[Exercise]
Write out all entries word for word.

## Begin Source records

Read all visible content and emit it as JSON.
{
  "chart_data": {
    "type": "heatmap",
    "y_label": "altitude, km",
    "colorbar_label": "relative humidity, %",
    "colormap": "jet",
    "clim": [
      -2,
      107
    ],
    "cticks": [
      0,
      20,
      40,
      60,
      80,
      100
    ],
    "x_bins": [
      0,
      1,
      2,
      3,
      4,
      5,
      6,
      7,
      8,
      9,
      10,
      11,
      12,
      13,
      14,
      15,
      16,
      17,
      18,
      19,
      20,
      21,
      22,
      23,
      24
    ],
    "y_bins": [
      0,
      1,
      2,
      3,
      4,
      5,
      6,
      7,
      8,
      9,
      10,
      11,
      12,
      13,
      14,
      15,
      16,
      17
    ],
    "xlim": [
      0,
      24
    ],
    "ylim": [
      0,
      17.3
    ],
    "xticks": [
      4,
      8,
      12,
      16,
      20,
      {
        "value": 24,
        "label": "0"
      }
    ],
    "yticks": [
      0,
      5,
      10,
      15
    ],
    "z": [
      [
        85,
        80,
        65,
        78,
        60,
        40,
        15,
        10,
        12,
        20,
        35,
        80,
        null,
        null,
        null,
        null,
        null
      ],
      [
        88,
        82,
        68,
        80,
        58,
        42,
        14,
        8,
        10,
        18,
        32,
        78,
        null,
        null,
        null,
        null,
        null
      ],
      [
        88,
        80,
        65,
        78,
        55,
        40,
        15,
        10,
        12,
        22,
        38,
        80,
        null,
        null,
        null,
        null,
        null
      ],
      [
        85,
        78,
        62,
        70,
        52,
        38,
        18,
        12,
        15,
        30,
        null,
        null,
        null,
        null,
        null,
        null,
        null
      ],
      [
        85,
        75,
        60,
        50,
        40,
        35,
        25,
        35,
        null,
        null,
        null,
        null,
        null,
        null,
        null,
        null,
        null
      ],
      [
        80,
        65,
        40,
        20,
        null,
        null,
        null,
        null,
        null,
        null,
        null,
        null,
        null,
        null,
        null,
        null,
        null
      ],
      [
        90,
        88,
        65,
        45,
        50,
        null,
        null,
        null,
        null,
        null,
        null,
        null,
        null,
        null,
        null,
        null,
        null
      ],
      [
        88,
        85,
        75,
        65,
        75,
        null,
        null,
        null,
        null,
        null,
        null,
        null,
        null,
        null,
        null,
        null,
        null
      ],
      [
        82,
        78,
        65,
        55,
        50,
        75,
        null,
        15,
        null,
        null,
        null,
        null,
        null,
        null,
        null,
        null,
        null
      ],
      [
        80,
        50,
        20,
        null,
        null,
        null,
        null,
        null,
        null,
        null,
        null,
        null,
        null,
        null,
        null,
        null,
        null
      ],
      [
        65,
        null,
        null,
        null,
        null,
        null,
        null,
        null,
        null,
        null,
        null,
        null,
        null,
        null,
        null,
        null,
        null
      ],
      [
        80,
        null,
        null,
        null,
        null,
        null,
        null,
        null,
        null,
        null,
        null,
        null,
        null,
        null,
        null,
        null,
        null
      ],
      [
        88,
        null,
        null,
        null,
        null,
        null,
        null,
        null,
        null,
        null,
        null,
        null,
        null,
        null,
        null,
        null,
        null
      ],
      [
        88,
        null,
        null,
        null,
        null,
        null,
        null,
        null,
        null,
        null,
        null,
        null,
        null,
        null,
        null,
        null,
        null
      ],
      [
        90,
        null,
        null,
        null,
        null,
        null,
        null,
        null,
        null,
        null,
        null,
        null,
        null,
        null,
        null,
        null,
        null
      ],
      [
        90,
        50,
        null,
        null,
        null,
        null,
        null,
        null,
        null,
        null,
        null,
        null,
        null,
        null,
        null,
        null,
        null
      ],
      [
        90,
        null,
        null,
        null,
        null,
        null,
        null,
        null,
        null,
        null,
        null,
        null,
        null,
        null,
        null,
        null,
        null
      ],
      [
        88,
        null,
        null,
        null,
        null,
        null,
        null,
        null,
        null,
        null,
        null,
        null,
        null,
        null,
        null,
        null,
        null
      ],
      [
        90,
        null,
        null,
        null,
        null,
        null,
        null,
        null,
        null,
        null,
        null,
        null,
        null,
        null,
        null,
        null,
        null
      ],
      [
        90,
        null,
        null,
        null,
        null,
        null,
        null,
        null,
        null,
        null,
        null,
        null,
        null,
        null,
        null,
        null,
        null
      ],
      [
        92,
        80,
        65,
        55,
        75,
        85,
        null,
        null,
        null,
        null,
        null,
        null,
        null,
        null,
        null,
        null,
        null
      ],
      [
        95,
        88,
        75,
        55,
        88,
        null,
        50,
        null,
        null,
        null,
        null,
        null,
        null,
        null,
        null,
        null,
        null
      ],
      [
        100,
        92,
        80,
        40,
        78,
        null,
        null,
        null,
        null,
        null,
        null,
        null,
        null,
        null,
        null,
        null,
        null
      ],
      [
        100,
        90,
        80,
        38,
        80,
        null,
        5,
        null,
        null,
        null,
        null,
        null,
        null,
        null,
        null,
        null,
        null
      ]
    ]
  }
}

## End Source records

[Completed task]
Read all visible content and emit it as JSON.
{
  "chart_data": {
    "type": "heatmap",
    "y_label": "altitude, km",
    "colorbar_label": "relative humidity, %",
    "colormap": "jet",
    "clim": [
      -2,
      107
    ],
    "cticks": [
      0,
      20,
      40,
      60,
      80,
      100
    ],
    "x_bins": [
      0,
      1,
      2,
      3,
      4,
      5,
      6,
      7,
      8,
      9,
      10,
      11,
      12,
      13,
      14,
      15,
      16,
      17,
      18,
      19,
      20,
      21,
      22,
      23,
      24
    ],
    "y_bins": [
      0,
      1,
      2,
      3,
      4,
      5,
      6,
      7,
      8,
      9,
      10,
      11,
      12,
      13,
      14,
      15,
      16,
      17
    ],
    "xlim": [
      0,
      24
    ],
    "ylim": [
      0,
      17.3
    ],
    "xticks": [
      4,
      8,
      12,
      16,
      20,
      {
        "value": 24,
        "label": "0"
      }
    ],
    "yticks": [
      0,
      5,
      10,
      15
    ],
    "z": [
      [
        85,
        80,
        65,
        78,
        60,
        40,
        15,
        10,
        12,
        20,
        35,
        80,
        null,
        null,
        null,
        null,
        null
      ],
      [
        88,
        82,
        68,
        80,
        58,
        42,
        14,
        8,
        10,
        18,
        32,
        78,
        null,
        null,
        null,
        null,
        null
      ],
      [
        88,
        80,
        65,
        78,
        55,
        40,
        15,
        10,
        12,
        22,
        38,
        80,
        null,
        null,
        null,
        null,
        null
      ],
      [
        85,
        78,
        62,
        70,
        52,
        38,
        18,
        12,
        15,
        30,
        null,
        null,
        null,
        null,
        null,
        null,
        null
      ],
      [
        85,
        75,
        60,
        50,
        40,
        35,
        25,
        35,
        null,
        null,
        null,
        null,
        null,
        null,
        null,
        null,
        null
      ],
      [
        80,
        65,
        40,
        20,
        null,
        null,
        null,
        null,
        null,
        null,
        null,
        null,
        null,
        null,
        null,
        null,
        null
      ],
      [
        90,
        88,
        65,
        45,
        50,
        null,
        null,
        null,
        null,
        null,
        null,
        null,
        null,
        null,
        null,
        null,
        null
      ],
      [
        88,
        85,
        75,
        65,
        75,
        null,
        null,
        null,
        null,
        null,
        null,
        null,
        null,
        null,
        null,
        null,
        null
      ],
      [
        82,
        78,
        65,
        55,
        50,
        75,
        null,
        15,
        null,
        null,
        null,
        null,
        null,
        null,
        null,
        null,
        null
      ],
      [
        80,
        50,
        20,
        null,
        null,
        null,
        null,
        null,
        null,
        null,
        null,
        null,
        null,
        null,
        null,
        null,
        null
      ],
      [
        65,
        null,
        null,
        null,
        null,
        null,
        null,
        null,
        null,
        null,
        null,
        null,
        null,
        null,
        null,
        null,
        null
      ],
      [
        80,
        null,
        null,
        null,
        null,
        null,
        null,
        null,
        null,
        null,
        null,
        null,
        null,
        null,
        null,
        null,
        null
      ],
      [
        88,
        null,
        null,
        null,
        null,
        null,
        null,
        null,
        null,
        null,
        null,
        null,
        null,
        null,
        null,
        null,
        null
      ],
      [
        88,
        null,
        null,
        null,
        null,
        null,
        null,
        null,
        null,
        null,
        null,
        null,
        null,
        null,
        null,
        null,
        null
      ],
      [
        90,
        null,
        null,
        null,
        null,
        null,
        null,
        null,
        null,
        null,
        null,
        null,
        null,
        null,
        null,
        null,
        null
      ],
      [
        90,
        50,
        null,
        null,
        null,
        null,
        null,
        null,
        null,
        null,
        null,
        null,
        null,
        null,
        null,
        null,
        null
      ],
      [
        90,
        null,
        null,
        null,
        null,
        null,
        null,
        null,
        null,
        null,
        null,
        null,
        null,
        null,
        null,
        null,
        null
      ],
      [
        88,
        null,
        null,
        null,
        null,
        null,
        null,
        null,
        null,
        null,
        null,
        null,
        null,
        null,
        null,
        null,
        null
      ],
      [
        90,
        null,
        null,
        null,
        null,
        null,
        null,
        null,
        null,
        null,
        null,
        null,
        null,
        null,
        null,
        null,
        null
      ],
      [
        90,
        null,
        null,
        null,
        null,
        null,
        null,
        null,
        null,
        null,
        null,
        null,
        null,
        null,
        null,
        null,
        null
      ],
      [
        92,
        80,
        65,
        55,
        75,
        85,
        null,
        null,
        null,
        null,
        null,
        null,
        null,
        null,
        null,
        null,
        null
      ],
      [
        95,
        88,
        75,
        55,
        88,
        null,
        50,
        null,
        null,
        null,
        null,
        null,
        null,
        null,
        null,
        null,
        null
      ],
      [
        100,
        92,
        80,
        40,
        78,
        null,
        null,
        null,
        null,
        null,
        null,
        null,
        null,
        null,
        null,
        null,
        null
      ],
      [
        100,
        90,
        80,
        38,
        80,
        null,
        5,
        null,
        null,
        null,
        null,
        null,
        null,
        null,
        null,
        null,
        null
      ]
    ]
  }
}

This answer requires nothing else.